Search the material for the string "INPUT" and copy each line where it occurs.

Stored records:
((

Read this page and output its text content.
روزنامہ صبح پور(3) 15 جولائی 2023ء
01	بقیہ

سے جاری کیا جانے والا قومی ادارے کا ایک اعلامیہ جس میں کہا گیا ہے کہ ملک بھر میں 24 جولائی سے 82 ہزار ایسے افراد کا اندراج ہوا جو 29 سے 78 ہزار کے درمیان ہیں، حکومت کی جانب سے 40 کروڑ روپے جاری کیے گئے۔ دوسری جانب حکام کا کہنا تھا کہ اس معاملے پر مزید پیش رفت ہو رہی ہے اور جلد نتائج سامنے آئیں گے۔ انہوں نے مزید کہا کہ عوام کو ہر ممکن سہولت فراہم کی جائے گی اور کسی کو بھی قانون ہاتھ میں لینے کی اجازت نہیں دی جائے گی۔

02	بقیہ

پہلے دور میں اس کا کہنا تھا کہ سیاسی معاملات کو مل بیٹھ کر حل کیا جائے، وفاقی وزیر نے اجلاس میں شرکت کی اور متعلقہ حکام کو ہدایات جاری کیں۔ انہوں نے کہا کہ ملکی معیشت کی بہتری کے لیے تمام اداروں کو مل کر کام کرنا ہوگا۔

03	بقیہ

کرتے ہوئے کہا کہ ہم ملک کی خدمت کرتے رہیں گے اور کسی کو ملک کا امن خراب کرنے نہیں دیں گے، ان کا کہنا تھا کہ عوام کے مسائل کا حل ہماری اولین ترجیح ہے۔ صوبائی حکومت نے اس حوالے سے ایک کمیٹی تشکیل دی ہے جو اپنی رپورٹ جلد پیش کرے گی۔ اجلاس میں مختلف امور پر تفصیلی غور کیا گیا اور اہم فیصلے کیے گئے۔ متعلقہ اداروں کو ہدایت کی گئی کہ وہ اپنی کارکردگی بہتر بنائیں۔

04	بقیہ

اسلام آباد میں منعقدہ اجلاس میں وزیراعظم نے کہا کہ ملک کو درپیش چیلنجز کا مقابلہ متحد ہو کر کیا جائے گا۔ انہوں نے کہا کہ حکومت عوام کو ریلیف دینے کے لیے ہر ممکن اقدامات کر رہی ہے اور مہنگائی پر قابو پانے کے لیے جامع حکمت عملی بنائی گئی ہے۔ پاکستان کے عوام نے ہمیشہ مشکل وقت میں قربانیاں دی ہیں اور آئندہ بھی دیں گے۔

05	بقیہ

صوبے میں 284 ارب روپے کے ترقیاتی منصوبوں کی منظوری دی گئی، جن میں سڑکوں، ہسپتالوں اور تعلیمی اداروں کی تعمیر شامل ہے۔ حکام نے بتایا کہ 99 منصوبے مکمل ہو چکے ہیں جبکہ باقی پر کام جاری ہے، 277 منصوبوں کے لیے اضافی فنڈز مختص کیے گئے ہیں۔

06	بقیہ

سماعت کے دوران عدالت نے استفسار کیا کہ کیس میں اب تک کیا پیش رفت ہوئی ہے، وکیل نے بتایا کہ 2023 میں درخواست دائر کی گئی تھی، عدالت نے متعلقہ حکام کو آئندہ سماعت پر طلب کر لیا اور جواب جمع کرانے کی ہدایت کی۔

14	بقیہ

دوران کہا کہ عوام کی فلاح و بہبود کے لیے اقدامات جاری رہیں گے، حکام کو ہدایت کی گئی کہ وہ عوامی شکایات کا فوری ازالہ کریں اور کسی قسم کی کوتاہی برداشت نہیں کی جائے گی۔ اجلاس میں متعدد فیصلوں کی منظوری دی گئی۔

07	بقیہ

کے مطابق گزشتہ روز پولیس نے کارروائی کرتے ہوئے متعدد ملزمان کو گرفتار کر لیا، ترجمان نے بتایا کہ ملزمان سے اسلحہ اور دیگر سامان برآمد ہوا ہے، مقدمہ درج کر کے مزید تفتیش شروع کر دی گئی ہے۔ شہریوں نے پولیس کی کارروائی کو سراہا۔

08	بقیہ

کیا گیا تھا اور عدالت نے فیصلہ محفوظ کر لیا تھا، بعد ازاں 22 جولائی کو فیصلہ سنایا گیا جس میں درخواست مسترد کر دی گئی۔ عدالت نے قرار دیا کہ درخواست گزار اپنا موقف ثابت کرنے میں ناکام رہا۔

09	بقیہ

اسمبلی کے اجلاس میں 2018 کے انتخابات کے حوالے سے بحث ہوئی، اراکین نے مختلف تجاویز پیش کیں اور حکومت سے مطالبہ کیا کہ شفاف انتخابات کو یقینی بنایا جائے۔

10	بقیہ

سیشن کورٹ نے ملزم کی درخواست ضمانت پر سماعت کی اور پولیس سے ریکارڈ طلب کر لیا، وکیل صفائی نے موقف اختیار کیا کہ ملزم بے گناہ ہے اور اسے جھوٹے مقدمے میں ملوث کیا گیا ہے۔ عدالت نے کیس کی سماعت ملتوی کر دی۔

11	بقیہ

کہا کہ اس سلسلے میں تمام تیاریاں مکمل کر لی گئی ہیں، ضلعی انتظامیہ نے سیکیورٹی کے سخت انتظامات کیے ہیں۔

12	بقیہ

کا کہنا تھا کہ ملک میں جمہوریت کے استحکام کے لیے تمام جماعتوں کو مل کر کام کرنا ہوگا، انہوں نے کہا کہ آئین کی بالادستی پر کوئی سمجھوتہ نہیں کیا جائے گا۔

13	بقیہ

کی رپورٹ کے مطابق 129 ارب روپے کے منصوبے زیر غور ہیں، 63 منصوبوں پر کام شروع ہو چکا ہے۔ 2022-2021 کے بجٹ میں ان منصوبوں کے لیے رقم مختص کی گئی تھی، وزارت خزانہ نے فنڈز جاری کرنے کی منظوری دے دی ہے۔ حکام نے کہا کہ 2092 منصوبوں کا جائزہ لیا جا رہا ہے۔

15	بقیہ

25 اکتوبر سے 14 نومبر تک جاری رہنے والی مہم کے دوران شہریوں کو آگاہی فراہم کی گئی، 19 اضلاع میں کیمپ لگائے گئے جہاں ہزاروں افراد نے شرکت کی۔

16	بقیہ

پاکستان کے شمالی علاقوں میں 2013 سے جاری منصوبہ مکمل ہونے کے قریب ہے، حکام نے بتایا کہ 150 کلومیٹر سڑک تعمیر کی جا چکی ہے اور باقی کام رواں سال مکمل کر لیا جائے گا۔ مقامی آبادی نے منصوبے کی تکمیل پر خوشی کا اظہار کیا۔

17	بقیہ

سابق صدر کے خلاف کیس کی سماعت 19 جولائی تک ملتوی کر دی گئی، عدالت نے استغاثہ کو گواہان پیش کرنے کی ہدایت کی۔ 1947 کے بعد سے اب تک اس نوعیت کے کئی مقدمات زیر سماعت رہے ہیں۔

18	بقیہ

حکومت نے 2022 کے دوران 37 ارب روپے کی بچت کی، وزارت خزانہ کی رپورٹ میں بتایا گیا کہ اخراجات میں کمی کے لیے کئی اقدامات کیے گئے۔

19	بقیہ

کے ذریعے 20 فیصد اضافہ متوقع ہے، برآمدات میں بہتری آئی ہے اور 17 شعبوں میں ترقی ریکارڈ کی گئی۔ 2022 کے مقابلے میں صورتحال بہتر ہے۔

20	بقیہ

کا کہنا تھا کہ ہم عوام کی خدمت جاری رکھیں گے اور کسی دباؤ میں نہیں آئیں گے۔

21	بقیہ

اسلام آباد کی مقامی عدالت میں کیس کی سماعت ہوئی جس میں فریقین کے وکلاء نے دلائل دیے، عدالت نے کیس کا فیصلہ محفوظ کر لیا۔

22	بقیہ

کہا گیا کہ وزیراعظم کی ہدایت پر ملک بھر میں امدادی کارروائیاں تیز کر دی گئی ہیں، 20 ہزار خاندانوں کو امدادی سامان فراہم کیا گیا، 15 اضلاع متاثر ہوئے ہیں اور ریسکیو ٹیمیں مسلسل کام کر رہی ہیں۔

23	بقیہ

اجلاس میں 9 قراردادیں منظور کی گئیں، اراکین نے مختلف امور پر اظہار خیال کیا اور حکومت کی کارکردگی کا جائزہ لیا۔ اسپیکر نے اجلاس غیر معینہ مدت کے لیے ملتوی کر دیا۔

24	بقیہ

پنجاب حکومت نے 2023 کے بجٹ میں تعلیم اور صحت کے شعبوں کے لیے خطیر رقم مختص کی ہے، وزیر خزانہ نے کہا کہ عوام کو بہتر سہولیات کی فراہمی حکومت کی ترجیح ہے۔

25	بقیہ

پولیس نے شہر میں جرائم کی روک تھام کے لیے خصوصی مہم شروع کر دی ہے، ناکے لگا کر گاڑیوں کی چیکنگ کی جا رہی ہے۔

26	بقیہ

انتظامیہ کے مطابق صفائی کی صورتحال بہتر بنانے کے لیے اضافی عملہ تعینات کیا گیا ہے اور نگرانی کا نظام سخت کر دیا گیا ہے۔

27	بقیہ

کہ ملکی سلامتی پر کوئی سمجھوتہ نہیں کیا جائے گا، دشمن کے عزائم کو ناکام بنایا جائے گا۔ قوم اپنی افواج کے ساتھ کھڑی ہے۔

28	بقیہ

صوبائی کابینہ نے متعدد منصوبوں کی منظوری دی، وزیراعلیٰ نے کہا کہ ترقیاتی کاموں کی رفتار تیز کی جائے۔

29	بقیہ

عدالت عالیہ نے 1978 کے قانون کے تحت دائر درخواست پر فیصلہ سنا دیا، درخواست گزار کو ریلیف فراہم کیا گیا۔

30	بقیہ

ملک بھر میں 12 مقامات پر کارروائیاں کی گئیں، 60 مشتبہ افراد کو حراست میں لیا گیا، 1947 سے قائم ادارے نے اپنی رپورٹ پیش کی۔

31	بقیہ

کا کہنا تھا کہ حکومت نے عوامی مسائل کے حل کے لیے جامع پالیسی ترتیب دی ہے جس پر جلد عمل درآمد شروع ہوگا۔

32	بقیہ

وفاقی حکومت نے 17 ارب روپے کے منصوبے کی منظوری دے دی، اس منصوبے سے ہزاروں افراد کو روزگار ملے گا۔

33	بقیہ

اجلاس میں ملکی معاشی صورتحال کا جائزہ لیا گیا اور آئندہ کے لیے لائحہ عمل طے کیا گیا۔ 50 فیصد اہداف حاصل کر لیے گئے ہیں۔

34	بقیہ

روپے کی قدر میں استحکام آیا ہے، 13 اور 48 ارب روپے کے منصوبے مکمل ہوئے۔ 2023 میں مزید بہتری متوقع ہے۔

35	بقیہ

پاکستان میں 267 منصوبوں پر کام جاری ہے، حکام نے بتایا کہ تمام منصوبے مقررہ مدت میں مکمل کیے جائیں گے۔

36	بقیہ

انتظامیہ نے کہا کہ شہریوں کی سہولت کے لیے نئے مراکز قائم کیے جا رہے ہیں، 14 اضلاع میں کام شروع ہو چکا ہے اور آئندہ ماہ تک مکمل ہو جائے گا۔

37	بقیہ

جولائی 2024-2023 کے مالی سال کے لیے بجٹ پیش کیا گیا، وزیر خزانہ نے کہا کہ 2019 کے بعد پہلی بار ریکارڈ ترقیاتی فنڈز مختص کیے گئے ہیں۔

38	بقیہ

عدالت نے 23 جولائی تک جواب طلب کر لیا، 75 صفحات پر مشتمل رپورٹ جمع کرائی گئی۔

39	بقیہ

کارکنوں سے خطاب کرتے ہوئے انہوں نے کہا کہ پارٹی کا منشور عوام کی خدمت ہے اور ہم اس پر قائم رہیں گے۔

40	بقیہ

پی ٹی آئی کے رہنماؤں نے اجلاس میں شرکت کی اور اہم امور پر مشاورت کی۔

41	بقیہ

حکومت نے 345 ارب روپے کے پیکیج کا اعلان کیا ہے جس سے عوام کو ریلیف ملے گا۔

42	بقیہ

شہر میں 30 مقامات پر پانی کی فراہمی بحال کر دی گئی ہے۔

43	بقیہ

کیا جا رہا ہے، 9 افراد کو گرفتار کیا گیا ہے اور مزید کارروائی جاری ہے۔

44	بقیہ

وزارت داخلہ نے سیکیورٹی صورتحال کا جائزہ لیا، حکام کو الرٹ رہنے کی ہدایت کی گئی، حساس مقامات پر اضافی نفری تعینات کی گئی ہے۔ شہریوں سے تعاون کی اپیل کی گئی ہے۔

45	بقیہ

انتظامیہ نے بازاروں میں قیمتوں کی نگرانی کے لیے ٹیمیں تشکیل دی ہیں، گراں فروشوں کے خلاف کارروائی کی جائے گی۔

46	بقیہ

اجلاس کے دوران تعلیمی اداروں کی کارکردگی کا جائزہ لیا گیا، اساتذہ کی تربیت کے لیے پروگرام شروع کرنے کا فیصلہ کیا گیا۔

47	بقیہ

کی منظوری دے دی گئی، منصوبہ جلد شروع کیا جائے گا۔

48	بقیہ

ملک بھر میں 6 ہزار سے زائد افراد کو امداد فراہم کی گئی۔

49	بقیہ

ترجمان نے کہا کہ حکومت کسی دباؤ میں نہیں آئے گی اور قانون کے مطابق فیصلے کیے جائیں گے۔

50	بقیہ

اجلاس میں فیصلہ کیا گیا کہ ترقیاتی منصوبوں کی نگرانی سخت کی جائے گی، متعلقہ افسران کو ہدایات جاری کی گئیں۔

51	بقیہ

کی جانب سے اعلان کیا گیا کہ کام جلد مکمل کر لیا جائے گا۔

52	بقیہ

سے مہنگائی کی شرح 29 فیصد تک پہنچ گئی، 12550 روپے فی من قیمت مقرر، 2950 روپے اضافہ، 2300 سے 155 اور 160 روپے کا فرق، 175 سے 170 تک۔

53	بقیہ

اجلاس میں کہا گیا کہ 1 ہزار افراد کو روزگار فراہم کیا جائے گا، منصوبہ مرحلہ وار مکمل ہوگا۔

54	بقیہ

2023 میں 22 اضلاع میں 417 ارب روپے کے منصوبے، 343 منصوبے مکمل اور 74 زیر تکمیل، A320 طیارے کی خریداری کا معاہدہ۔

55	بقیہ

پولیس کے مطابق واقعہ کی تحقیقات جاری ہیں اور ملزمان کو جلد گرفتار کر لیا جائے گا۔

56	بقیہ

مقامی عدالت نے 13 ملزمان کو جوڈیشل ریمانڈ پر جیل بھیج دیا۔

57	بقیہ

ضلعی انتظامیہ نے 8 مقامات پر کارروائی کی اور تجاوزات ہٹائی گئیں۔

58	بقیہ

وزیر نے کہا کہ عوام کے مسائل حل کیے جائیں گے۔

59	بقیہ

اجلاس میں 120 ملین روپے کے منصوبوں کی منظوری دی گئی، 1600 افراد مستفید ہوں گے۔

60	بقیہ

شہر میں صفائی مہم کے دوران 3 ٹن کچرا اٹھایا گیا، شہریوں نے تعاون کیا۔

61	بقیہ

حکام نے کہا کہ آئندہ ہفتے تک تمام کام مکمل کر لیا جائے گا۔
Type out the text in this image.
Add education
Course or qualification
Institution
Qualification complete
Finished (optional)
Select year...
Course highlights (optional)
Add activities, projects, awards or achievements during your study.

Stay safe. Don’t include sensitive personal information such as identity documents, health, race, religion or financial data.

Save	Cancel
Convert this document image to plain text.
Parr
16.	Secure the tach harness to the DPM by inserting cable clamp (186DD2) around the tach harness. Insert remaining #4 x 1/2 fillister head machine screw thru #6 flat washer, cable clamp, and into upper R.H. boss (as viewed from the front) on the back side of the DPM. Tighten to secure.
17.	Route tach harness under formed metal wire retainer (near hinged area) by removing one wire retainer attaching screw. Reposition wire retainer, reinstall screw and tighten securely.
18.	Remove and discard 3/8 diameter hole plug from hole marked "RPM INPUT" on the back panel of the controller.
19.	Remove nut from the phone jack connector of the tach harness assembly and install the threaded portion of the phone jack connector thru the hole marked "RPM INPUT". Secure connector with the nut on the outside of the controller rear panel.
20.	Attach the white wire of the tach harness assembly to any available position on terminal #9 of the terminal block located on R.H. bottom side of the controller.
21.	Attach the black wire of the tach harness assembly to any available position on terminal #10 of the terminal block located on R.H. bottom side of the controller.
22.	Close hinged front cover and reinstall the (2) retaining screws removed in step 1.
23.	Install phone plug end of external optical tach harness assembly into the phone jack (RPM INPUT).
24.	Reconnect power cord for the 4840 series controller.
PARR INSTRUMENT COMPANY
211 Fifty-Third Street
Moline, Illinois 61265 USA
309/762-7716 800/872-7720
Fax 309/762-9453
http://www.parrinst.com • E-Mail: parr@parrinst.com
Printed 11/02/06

))

**FINAL RESULT**
18.	Remove and discard 3/8 diameter hole plug from hole marked "RPM INPUT" on the back panel of the controller.
19.	Remove nut from the phone jack connector of the tach harness assembly and install the threaded portion of the phone jack connector thru the hole marked "RPM INPUT". Secure connector with the nut on the outside of the controller rear panel.
23.	Install phone plug end of external optical tach harness assembly into the phone jack (RPM INPUT).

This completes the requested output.